> **Required task**
A line counts if it contains the string "source"; say how many such lines there are, giving only the number.

[start Material provided]

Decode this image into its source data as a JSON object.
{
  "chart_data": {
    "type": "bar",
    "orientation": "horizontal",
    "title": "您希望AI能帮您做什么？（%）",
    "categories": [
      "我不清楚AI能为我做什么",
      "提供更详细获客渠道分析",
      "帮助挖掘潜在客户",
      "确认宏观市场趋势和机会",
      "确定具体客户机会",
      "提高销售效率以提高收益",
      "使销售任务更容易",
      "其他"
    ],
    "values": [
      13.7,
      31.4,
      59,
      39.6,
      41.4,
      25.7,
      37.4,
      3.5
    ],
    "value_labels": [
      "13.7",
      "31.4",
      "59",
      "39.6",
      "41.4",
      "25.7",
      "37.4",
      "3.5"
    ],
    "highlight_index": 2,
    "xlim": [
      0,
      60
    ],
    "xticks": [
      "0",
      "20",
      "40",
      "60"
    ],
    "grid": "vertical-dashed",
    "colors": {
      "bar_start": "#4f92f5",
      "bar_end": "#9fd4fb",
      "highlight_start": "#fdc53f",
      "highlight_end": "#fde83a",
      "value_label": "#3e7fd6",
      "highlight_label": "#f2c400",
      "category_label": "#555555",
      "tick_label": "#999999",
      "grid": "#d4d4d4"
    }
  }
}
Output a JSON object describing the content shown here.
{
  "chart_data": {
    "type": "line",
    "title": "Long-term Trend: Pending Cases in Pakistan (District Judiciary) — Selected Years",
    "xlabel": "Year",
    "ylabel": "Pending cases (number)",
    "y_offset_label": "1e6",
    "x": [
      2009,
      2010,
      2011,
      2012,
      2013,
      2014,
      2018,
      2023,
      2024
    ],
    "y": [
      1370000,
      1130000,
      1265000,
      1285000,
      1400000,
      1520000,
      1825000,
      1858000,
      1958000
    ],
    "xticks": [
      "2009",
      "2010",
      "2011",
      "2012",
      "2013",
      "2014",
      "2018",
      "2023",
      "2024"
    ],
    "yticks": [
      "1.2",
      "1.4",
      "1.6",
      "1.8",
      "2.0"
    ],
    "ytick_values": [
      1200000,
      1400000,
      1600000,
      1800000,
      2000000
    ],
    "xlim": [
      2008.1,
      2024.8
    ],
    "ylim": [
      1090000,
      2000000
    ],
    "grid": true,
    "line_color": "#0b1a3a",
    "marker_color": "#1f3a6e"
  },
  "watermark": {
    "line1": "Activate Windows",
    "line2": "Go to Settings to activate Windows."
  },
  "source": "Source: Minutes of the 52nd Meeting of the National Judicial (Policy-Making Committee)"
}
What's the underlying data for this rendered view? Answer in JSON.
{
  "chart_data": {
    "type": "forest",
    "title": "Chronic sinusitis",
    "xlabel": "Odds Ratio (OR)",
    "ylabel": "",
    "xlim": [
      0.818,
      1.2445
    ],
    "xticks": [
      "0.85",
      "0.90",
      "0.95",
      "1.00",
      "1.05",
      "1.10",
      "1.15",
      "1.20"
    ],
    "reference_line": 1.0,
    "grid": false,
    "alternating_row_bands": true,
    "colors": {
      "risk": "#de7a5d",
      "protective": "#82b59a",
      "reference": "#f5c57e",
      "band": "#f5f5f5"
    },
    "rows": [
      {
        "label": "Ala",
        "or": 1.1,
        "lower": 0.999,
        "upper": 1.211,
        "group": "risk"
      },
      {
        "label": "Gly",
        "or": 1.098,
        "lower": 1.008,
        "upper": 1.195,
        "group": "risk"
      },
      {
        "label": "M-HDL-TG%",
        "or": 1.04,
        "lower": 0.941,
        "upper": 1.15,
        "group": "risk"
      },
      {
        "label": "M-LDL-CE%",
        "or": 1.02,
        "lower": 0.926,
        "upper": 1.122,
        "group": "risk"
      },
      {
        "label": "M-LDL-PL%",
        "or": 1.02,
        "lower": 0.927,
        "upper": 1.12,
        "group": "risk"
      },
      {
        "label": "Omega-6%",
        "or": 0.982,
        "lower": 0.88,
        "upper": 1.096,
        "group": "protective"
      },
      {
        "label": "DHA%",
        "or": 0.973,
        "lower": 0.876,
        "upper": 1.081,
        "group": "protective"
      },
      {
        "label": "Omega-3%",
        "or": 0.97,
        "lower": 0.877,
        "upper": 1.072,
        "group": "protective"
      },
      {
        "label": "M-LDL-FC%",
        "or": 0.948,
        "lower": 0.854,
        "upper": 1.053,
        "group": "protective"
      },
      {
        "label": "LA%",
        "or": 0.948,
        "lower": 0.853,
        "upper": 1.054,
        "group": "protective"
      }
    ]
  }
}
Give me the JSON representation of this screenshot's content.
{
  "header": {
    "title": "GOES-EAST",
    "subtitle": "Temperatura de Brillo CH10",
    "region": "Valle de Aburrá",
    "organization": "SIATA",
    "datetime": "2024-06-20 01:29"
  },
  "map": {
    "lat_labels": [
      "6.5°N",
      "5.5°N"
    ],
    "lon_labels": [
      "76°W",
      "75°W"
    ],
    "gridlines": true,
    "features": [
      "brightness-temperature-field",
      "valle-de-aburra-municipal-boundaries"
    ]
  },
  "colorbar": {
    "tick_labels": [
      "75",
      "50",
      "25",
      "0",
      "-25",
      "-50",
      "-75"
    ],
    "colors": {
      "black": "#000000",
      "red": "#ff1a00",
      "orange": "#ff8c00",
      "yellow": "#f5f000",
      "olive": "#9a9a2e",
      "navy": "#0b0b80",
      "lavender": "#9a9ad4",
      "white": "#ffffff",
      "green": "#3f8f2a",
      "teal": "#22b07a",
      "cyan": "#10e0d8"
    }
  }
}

[end Material provided]

> **The completed task**
2